**Instruction:**
Search the listing below for the word "before" and copy each line that holds it.

**Listing:**

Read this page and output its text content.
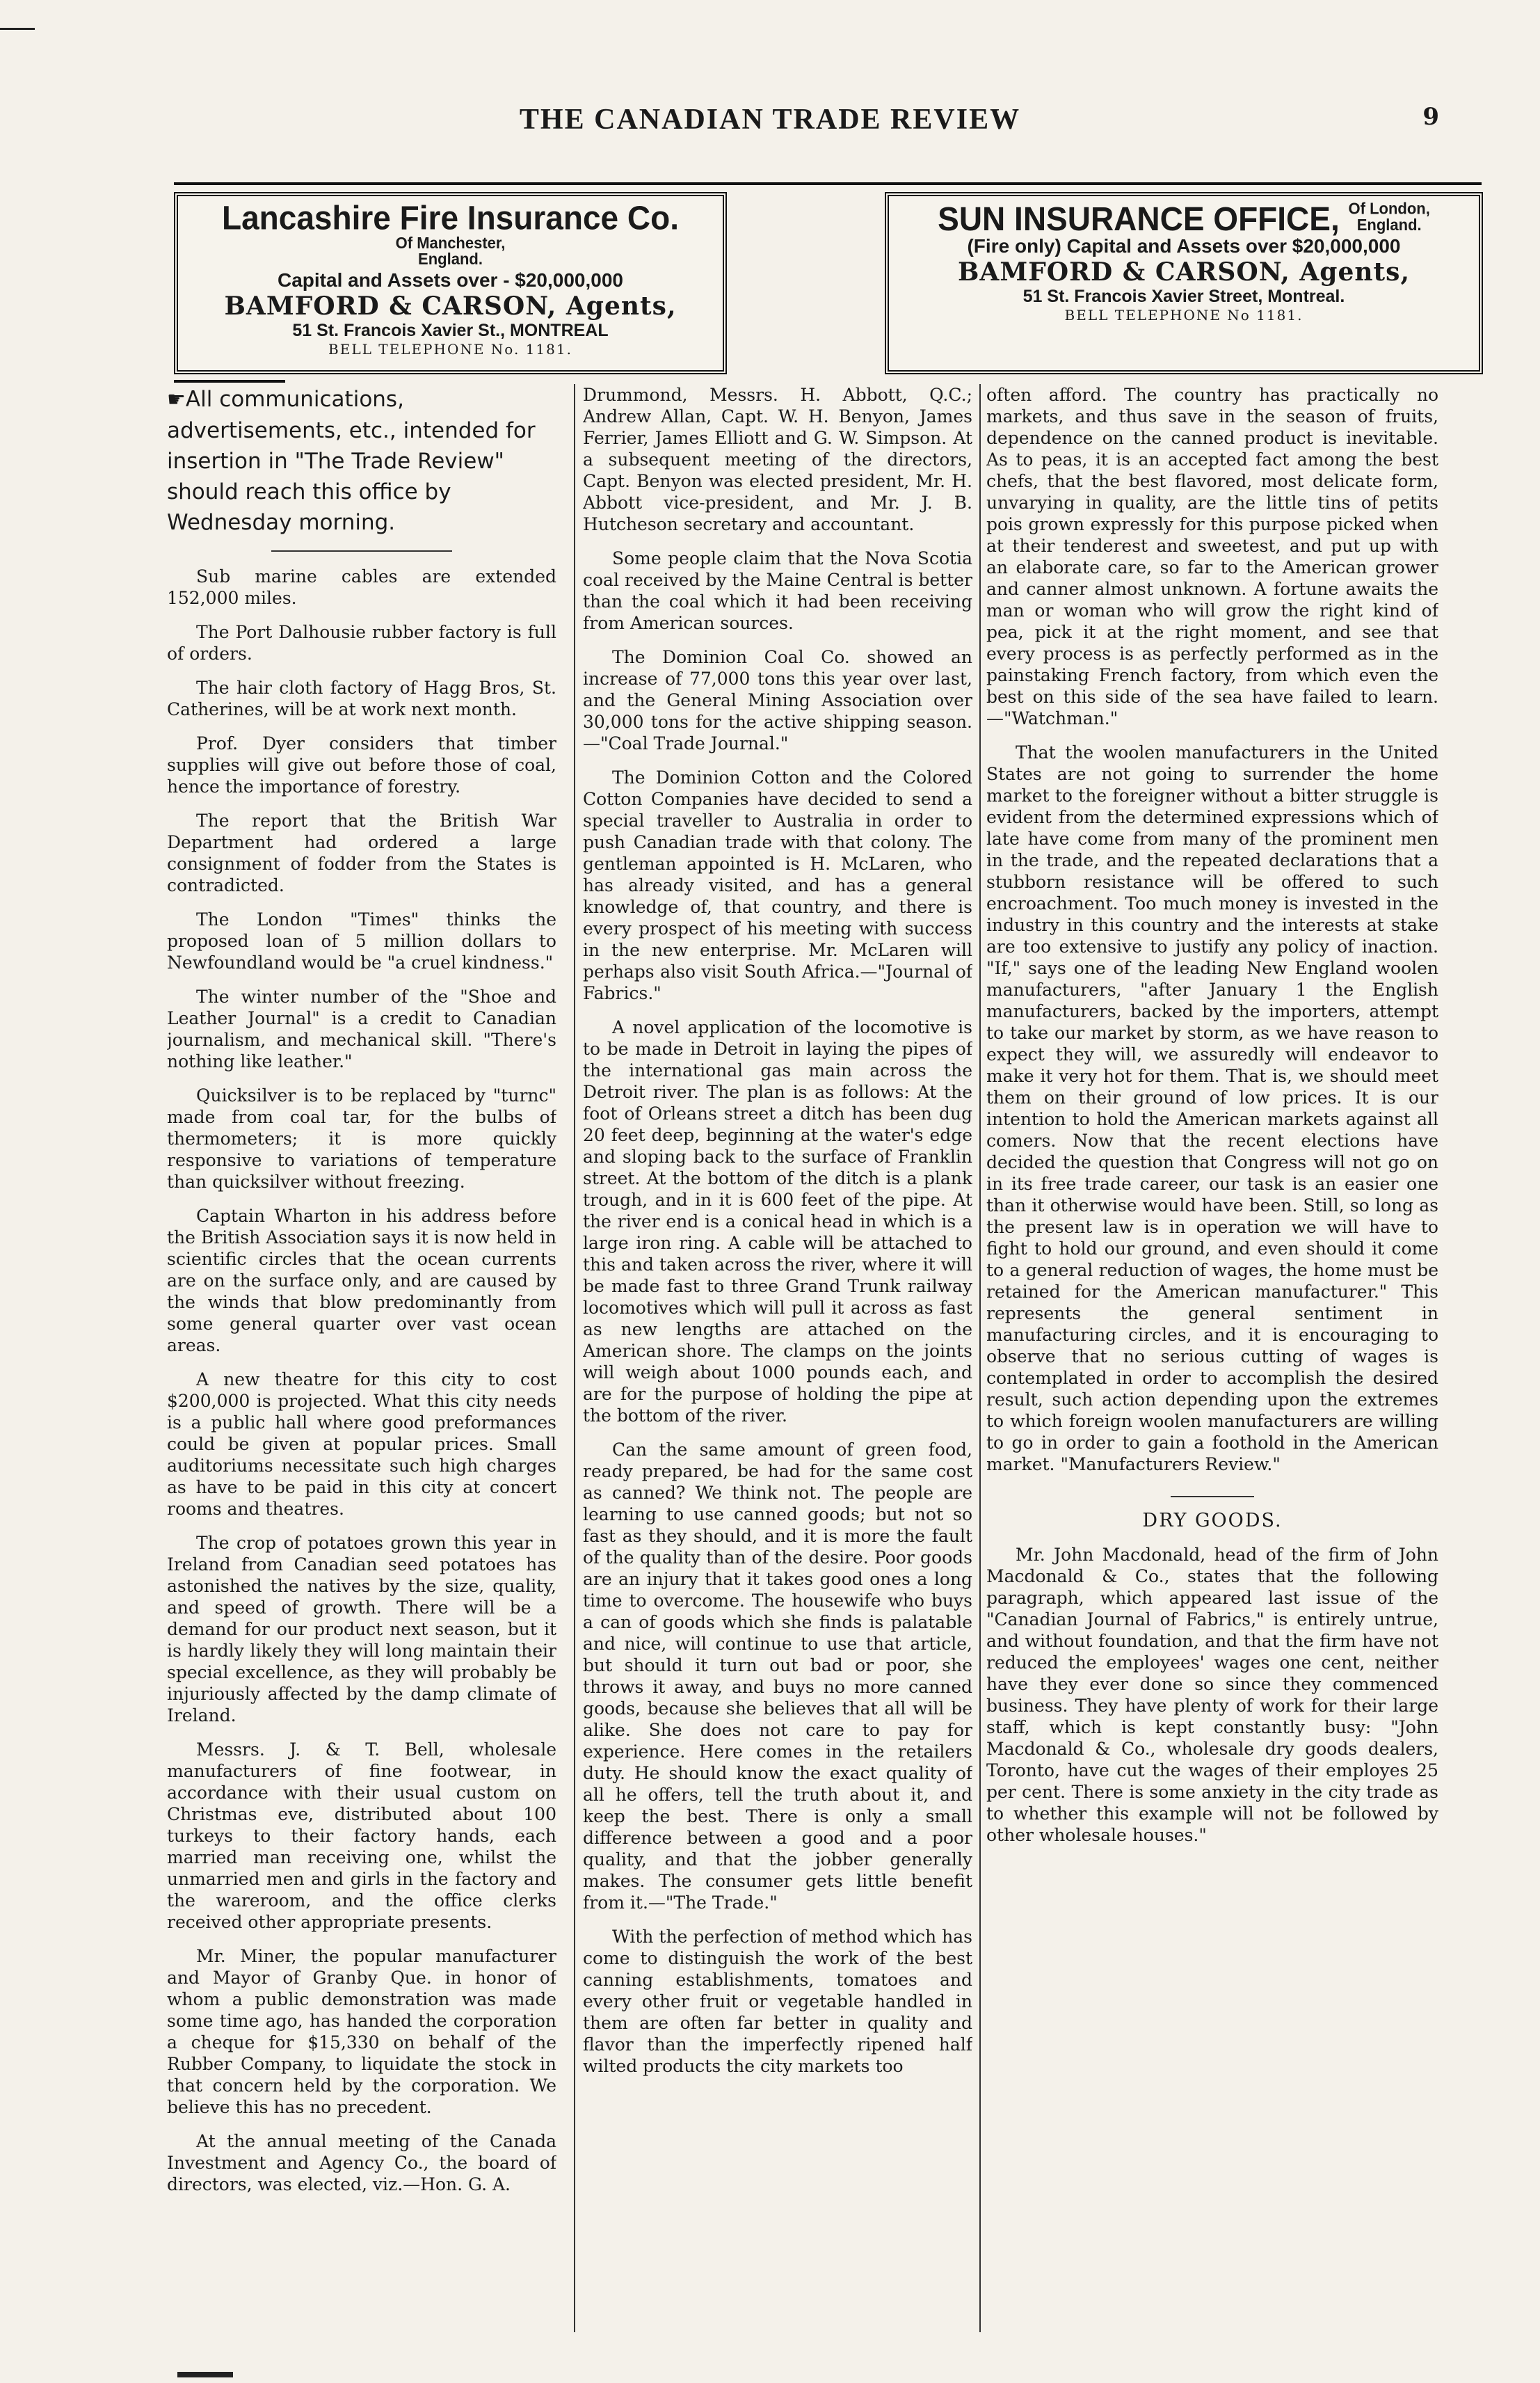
THE CANADIAN TRADE REVIEW	9
Lancashire Fire Insurance Co. Of Manchester,
England.
Capital and Assets over - $20,000,000
BAMFORD & CARSON, Agents,
51 St. Francois Xavier St., MONTREAL
BELL TELEPHONE No. 1181.
SUN INSURANCE OFFICE, Of London,
England.
(Fire only) Capital and Assets over $20,000,000
BAMFORD & CARSON, Agents,
51 St. Francois Xavier Street, Montreal.
BELL TELEPHONE No 1181.

☛All communications, advertisements, etc., intended for insertion in "The Trade Review" should reach this office by Wednesday morning.

Sub marine cables are extended 152,000 miles.

The Port Dalhousie rubber factory is full of orders.

The hair cloth factory of Hagg Bros, St. Catherines, will be at work next month.

Prof. Dyer considers that timber supplies will give out before those of coal, hence the importance of forestry.

The report that the British War Department had ordered a large consignment of fodder from the States is contradicted.

The London "Times" thinks the proposed loan of 5 million dollars to Newfoundland would be "a cruel kindness."

The winter number of the "Shoe and Leather Journal" is a credit to Canadian journalism, and mechanical skill. "There's nothing like leather."

Quicksilver is to be replaced by "turnc" made from coal tar, for the bulbs of thermometers; it is more quickly responsive to variations of temperature than quicksilver without freezing.

Captain Wharton in his address before the British Association says it is now held in scientific circles that the ocean currents are on the surface only, and are caused by the winds that blow predominantly from some general quarter over vast ocean areas.

A new theatre for this city to cost $200,000 is projected. What this city needs is a public hall where good preformances could be given at popular prices. Small auditoriums necessitate such high charges as have to be paid in this city at concert rooms and theatres.

The crop of potatoes grown this year in Ireland from Canadian seed potatoes has astonished the natives by the size, quality, and speed of growth. There will be a demand for our product next season, but it is hardly likely they will long maintain their special excellence, as they will probably be injuriously affected by the damp climate of Ireland.

Messrs. J. & T. Bell, wholesale manufacturers of fine footwear, in accordance with their usual custom on Christmas eve, distributed about 100 turkeys to their factory hands, each married man receiving one, whilst the unmarried men and girls in the factory and the wareroom, and the office clerks received other appropriate presents.

Mr. Miner, the popular manufacturer and Mayor of Granby Que. in honor of whom a public demonstration was made some time ago, has handed the corporation a cheque for $15,330 on behalf of the Rubber Company, to liquidate the stock in that concern held by the corporation. We believe this has no precedent.

At the annual meeting of the Canada Investment and Agency Co., the board of directors, was elected, viz.—Hon. G. A.

Drummond, Messrs. H. Abbott, Q.C.; Andrew Allan, Capt. W. H. Benyon, James Ferrier, James Elliott and G. W. Simpson. At a subsequent meeting of the directors, Capt. Benyon was elected president, Mr. H. Abbott vice-president, and Mr. J. B. Hutcheson secretary and accountant.

Some people claim that the Nova Scotia coal received by the Maine Central is better than the coal which it had been receiving from American sources.

The Dominion Coal Co. showed an increase of 77,000 tons this year over last, and the General Mining Association over 30,000 tons for the active shipping season. —"Coal Trade Journal."

The Dominion Cotton and the Colored Cotton Companies have decided to send a special traveller to Australia in order to push Canadian trade with that colony. The gentleman appointed is H. McLaren, who has already visited, and has a general knowledge of, that country, and there is every prospect of his meeting with success in the new enterprise. Mr. McLaren will perhaps also visit South Africa.—"Journal of Fabrics."

A novel application of the locomotive is to be made in Detroit in laying the pipes of the international gas main across the Detroit river. The plan is as follows: At the foot of Orleans street a ditch has been dug 20 feet deep, beginning at the water's edge and sloping back to the surface of Franklin street. At the bottom of the ditch is a plank trough, and in it is 600 feet of the pipe. At the river end is a conical head in which is a large iron ring. A cable will be attached to this and taken across the river, where it will be made fast to three Grand Trunk railway locomotives which will pull it across as fast as new lengths are attached on the American shore. The clamps on the joints will weigh about 1000 pounds each, and are for the purpose of holding the pipe at the bottom of the river.

Can the same amount of green food, ready prepared, be had for the same cost as canned? We think not. The people are learning to use canned goods; but not so fast as they should, and it is more the fault of the quality than of the desire. Poor goods are an injury that it takes good ones a long time to overcome. The housewife who buys a can of goods which she finds is palatable and nice, will continue to use that article, but should it turn out bad or poor, she throws it away, and buys no more canned goods, because she believes that all will be alike. She does not care to pay for experience. Here comes in the retailers duty. He should know the exact quality of all he offers, tell the truth about it, and keep the best. There is only a small difference between a good and a poor quality, and that the jobber generally makes. The consumer gets little benefit from it.—"The Trade."

With the perfection of method which has come to distinguish the work of the best canning establishments, tomatoes and every other fruit or vegetable handled in them are often far better in quality and flavor than the imperfectly ripened half wilted products the city markets too

often afford. The country has practically no markets, and thus save in the season of fruits, dependence on the canned product is inevitable. As to peas, it is an accepted fact among the best chefs, that the best flavored, most delicate form, unvarying in quality, are the little tins of petits pois grown expressly for this purpose picked when at their tenderest and sweetest, and put up with an elaborate care, so far to the American grower and canner almost unknown. A fortune awaits the man or woman who will grow the right kind of pea, pick it at the right moment, and see that every process is as perfectly performed as in the painstaking French factory, from which even the best on this side of the sea have failed to learn.—"Watchman."

That the woolen manufacturers in the United States are not going to surrender the home market to the foreigner without a bitter struggle is evident from the determined expressions which of late have come from many of the prominent men in the trade, and the repeated declarations that a stubborn resistance will be offered to such encroachment. Too much money is invested in the industry in this country and the interests at stake are too extensive to justify any policy of inaction. "If," says one of the leading New England woolen manufacturers, "after January 1 the English manufacturers, backed by the importers, attempt to take our market by storm, as we have reason to expect they will, we assuredly will endeavor to make it very hot for them. That is, we should meet them on their ground of low prices. It is our intention to hold the American markets against all comers. Now that the recent elections have decided the question that Congress will not go on in its free trade career, our task is an easier one than it otherwise would have been. Still, so long as the present law is in operation we will have to fight to hold our ground, and even should it come to a general reduction of wages, the home must be retained for the American manufacturer." This represents the general sentiment in manufacturing circles, and it is encouraging to observe that no serious cutting of wages is contemplated in order to accomplish the desired result, such action depending upon the extremes to which foreign woolen manufacturers are willing to go in order to gain a foothold in the American market. "Manufacturers Review."

DRY GOODS.

Mr. John Macdonald, head of the firm of John Macdonald & Co., states that the following paragraph, which appeared last issue of the "Canadian Journal of Fabrics," is entirely untrue, and without foundation, and that the firm have not reduced the employees' wages one cent, neither have they ever done so since they commenced business. They have plenty of work for their large staff, which is kept constantly busy: "John Macdonald & Co., wholesale dry goods dealers, Toronto, have cut the wages of their employes 25 per cent. There is some anxiety in the city trade as to whether this example will not be followed by other wholesale houses."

**Exercise solution:**
Prof. Dyer considers that timber supplies will give out before those of coal, hence the importance of forestry.
Captain Wharton in his address before the British Association says it is now held in scientific circles that the ocean currents are on the surface only, and are caused by the winds that blow predominantly from some general quarter over vast ocean areas.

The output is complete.